Given data:

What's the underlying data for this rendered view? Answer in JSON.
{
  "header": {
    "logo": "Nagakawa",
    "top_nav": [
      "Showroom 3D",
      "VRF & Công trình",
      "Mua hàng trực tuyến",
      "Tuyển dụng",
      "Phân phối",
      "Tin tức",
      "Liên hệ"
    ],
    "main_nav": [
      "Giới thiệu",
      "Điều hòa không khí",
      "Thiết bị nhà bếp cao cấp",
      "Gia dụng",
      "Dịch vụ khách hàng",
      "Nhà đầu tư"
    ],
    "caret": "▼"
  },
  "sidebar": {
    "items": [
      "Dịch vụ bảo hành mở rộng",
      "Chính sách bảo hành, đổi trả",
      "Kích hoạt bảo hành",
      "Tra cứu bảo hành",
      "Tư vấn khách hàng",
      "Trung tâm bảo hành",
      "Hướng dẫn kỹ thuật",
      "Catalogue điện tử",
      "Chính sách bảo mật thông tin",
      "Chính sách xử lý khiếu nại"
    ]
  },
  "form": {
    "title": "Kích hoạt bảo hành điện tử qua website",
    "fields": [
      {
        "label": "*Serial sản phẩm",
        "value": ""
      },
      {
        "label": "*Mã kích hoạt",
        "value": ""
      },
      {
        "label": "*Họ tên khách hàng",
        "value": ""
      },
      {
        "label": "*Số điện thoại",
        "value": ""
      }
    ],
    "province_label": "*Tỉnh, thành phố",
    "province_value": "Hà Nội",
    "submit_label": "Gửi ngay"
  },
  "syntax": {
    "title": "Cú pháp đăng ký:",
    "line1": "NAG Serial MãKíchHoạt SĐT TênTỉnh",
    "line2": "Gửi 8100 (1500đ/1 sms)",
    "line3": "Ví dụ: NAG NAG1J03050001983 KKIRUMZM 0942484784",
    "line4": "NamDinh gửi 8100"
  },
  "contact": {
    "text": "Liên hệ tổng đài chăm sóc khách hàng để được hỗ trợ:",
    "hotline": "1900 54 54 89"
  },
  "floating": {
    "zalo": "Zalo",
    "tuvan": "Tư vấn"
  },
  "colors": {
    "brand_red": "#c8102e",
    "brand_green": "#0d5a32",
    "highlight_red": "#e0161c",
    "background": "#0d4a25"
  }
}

Task goal: Look through the entries above; copy each line where the string "Serial" appears.

Response for this exercise:
        "label": "*Serial sản phẩm",
    "line1": "NAG Serial MãKíchHoạt SĐT TênTỉnh",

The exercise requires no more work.